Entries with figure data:
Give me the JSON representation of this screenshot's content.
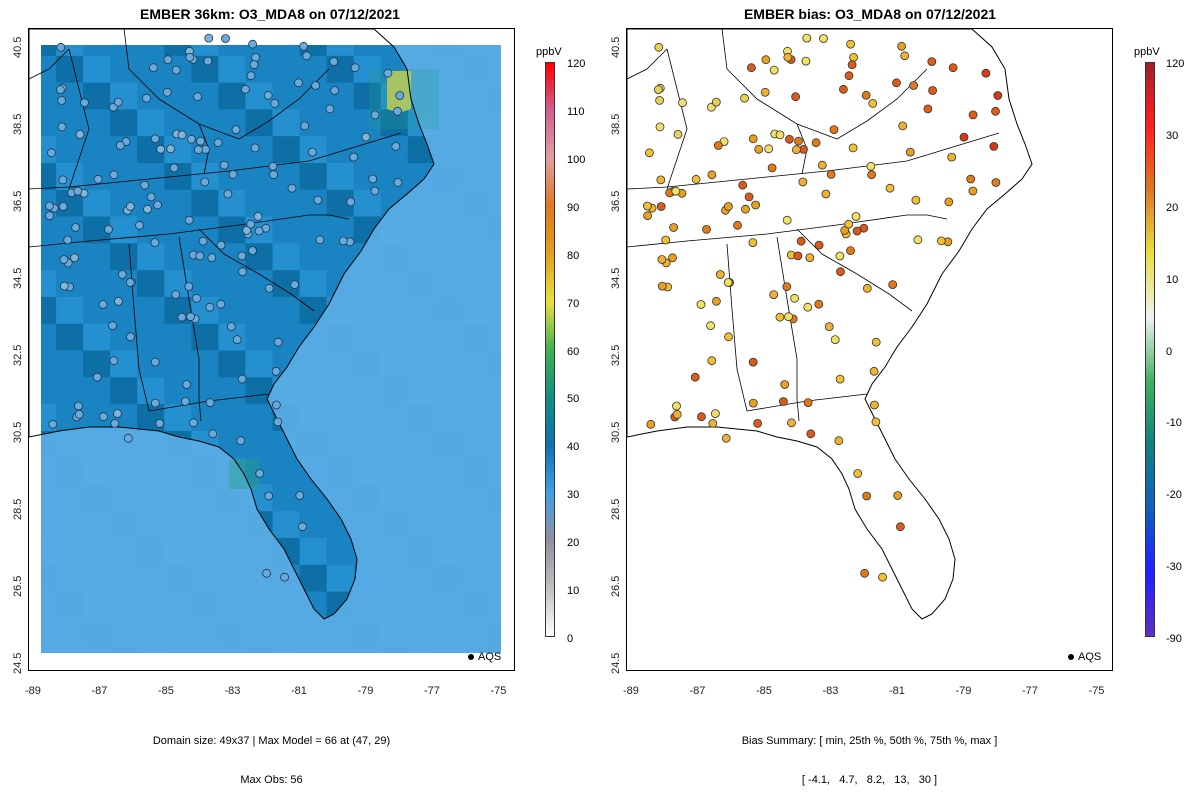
{
  "left_panel": {
    "title": "EMBER 36km: O3_MDA8 on 07/12/2021",
    "footer_line1": "Domain size: 49x37 | Max Model = 66 at (47, 29)",
    "footer_line2": "Max Obs: 56",
    "legend_label": "AQS",
    "colorbar": {
      "units": "ppbV",
      "ticks": [
        "120",
        "110",
        "100",
        "90",
        "80",
        "70",
        "60",
        "50",
        "40",
        "30",
        "20",
        "10",
        "0"
      ]
    }
  },
  "right_panel": {
    "title": "EMBER bias: O3_MDA8 on 07/12/2021",
    "footer_line1": "Bias Summary: [ min, 25th %, 50th %, 75th %, max ]",
    "footer_line2": "[ -4.1,   4.7,   8.2,   13,   30 ]",
    "legend_label": "AQS",
    "colorbar": {
      "units": "ppbV",
      "ticks": [
        "120",
        "30",
        "20",
        "10",
        "0",
        "-10",
        "-20",
        "-30",
        "-90"
      ]
    }
  },
  "axes": {
    "x_ticks": [
      "-89",
      "-87",
      "-85",
      "-83",
      "-81",
      "-79",
      "-77",
      "-75"
    ],
    "y_ticks": [
      "40.5",
      "38.5",
      "36.5",
      "34.5",
      "32.5",
      "30.5",
      "28.5",
      "26.5",
      "24.5"
    ]
  },
  "colors": {
    "ocean_fill": "#5aaee6",
    "land_fill": "#1a84c2",
    "land_fill_dark": "#0e6fa6",
    "hot_spot": "#e6d84a",
    "bias_site": "#e8a020"
  },
  "chart_data": [
    {
      "type": "heatmap",
      "title": "EMBER 36km: O3_MDA8 on 07/12/2021",
      "xlabel": "",
      "ylabel": "",
      "xlim": [
        -89.2,
        -74.8
      ],
      "ylim": [
        24.5,
        40.7
      ],
      "colorbar_range": [
        0,
        120
      ],
      "colorbar_units": "ppbV",
      "domain_size": "49x37",
      "max_model": 66,
      "max_model_at": [
        47,
        29
      ],
      "max_obs": 56,
      "overlay": "AQS observation sites"
    },
    {
      "type": "scatter",
      "title": "EMBER bias: O3_MDA8 on 07/12/2021",
      "xlabel": "",
      "ylabel": "",
      "xlim": [
        -89.2,
        -74.8
      ],
      "ylim": [
        24.5,
        40.7
      ],
      "colorbar_range": [
        -90,
        120
      ],
      "colorbar_units": "ppbV",
      "bias_summary": {
        "min": -4.1,
        "p25": 4.7,
        "p50": 8.2,
        "p75": 13,
        "max": 30
      }
    }
  ]
}
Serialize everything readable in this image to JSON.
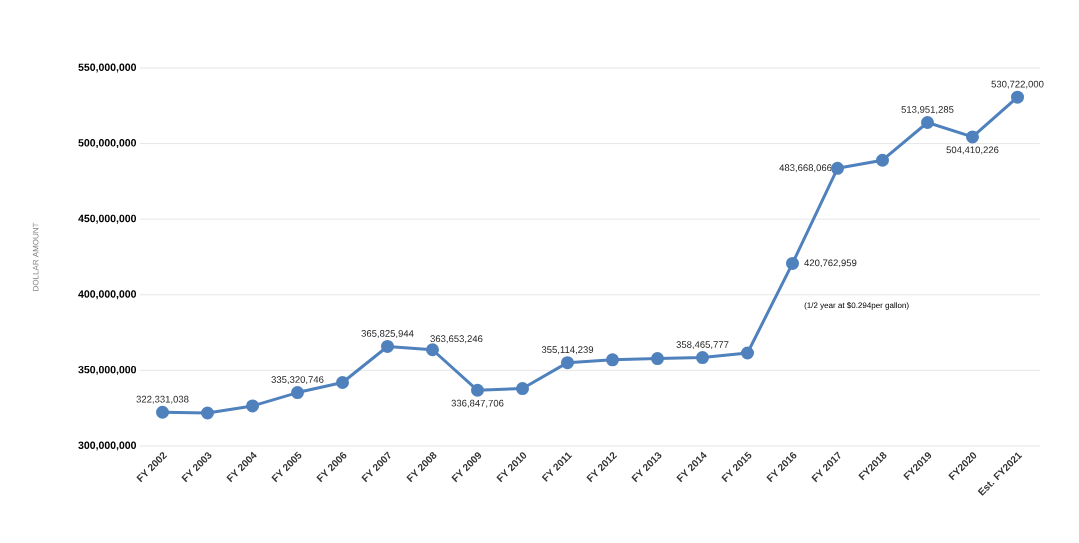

Given instruction:
Extract every line from the records above that contains the word "this".

Response:
Give me the JSON representation of this screenshot's content.
Serialize everything readable in this image to JSON.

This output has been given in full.